** Start DATA TO PROCESS **

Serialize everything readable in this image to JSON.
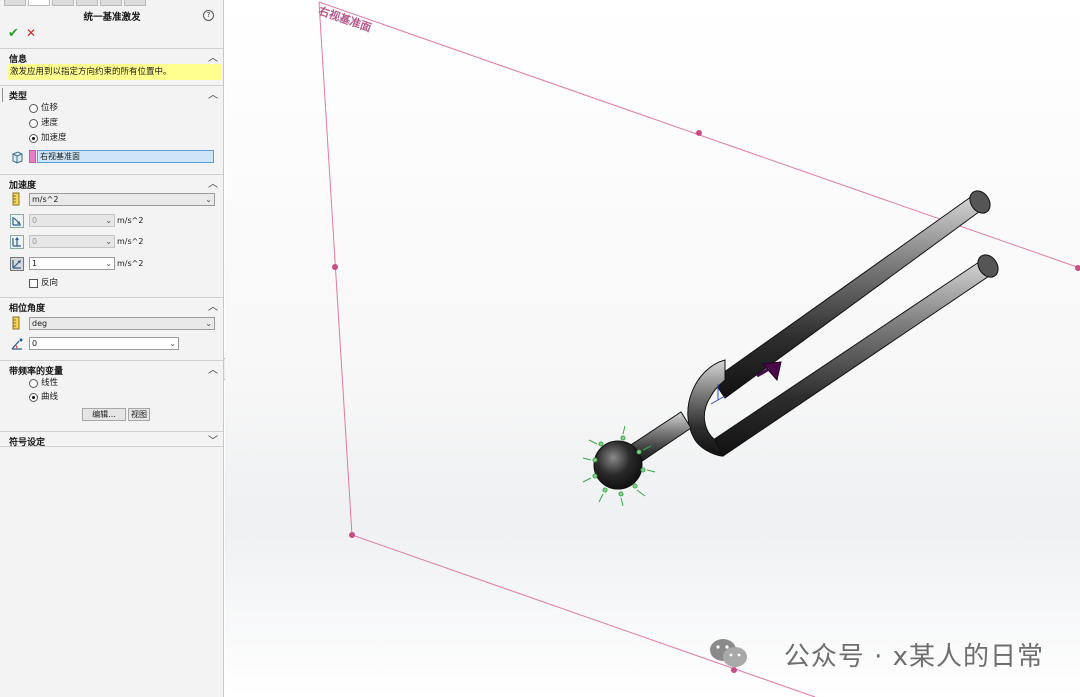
{
  "panel": {
    "title": "统一基准激发",
    "help": "?",
    "ok": "✔",
    "cancel": "✕",
    "info": {
      "header": "信息",
      "text": "激发应用到以指定方向约束的所有位置中。"
    },
    "type": {
      "header": "类型",
      "options": [
        "位移",
        "速度",
        "加速度"
      ],
      "selected": "加速度",
      "reference": "右视基准面"
    },
    "accel": {
      "header": "加速度",
      "unit_combo": "m/s^2",
      "rows": [
        {
          "value": "0",
          "unit": "m/s^2",
          "enabled": false
        },
        {
          "value": "0",
          "unit": "m/s^2",
          "enabled": false
        },
        {
          "value": "1",
          "unit": "m/s^2",
          "enabled": true
        }
      ],
      "reverse_label": "反向"
    },
    "phase": {
      "header": "相位角度",
      "unit_combo": "deg",
      "value": "0"
    },
    "freq": {
      "header": "带频率的变量",
      "options": [
        "线性",
        "曲线"
      ],
      "selected": "曲线",
      "edit_button": "编辑...",
      "view_button": "视图"
    },
    "symbol": {
      "header": "符号设定"
    }
  },
  "viewport": {
    "plane_label": "右视基准面",
    "watermark": "公众号 · x某人的日常",
    "colors": {
      "plane": "#e07aa6",
      "arrow": "#4a0a4a",
      "fixture": "#3aa84a"
    }
  }
}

** End DATA TO PROCESS **

§ **TASK STATEMENT**
Return each line exactly as written. Any picture gets left out.

§ **TASK SOLUTION**
Serialize everything readable in this image to JSON.
{
  "panel": {
    "title": "统一基准激发",
    "help": "?",
    "ok": "✔",
    "cancel": "✕",
    "info": {
      "header": "信息",
      "text": "激发应用到以指定方向约束的所有位置中。"
    },
    "type": {
      "header": "类型",
      "options": [
        "位移",
        "速度",
        "加速度"
      ],
      "selected": "加速度",
      "reference": "右视基准面"
    },
    "accel": {
      "header": "加速度",
      "unit_combo": "m/s^2",
      "rows": [
        {
          "value": "0",
          "unit": "m/s^2",
          "enabled": false
        },
        {
          "value": "0",
          "unit": "m/s^2",
          "enabled": false
        },
        {
          "value": "1",
          "unit": "m/s^2",
          "enabled": true
        }
      ],
      "reverse_label": "反向"
    },
    "phase": {
      "header": "相位角度",
      "unit_combo": "deg",
      "value": "0"
    },
    "freq": {
      "header": "带频率的变量",
      "options": [
        "线性",
        "曲线"
      ],
      "selected": "曲线",
      "edit_button": "编辑...",
      "view_button": "视图"
    },
    "symbol": {
      "header": "符号设定"
    }
  },
  "viewport": {
    "plane_label": "右视基准面",
    "watermark": "公众号 · x某人的日常",
    "colors": {
      "plane": "#e07aa6",
      "arrow": "#4a0a4a",
      "fixture": "#3aa84a"
    }
  }
}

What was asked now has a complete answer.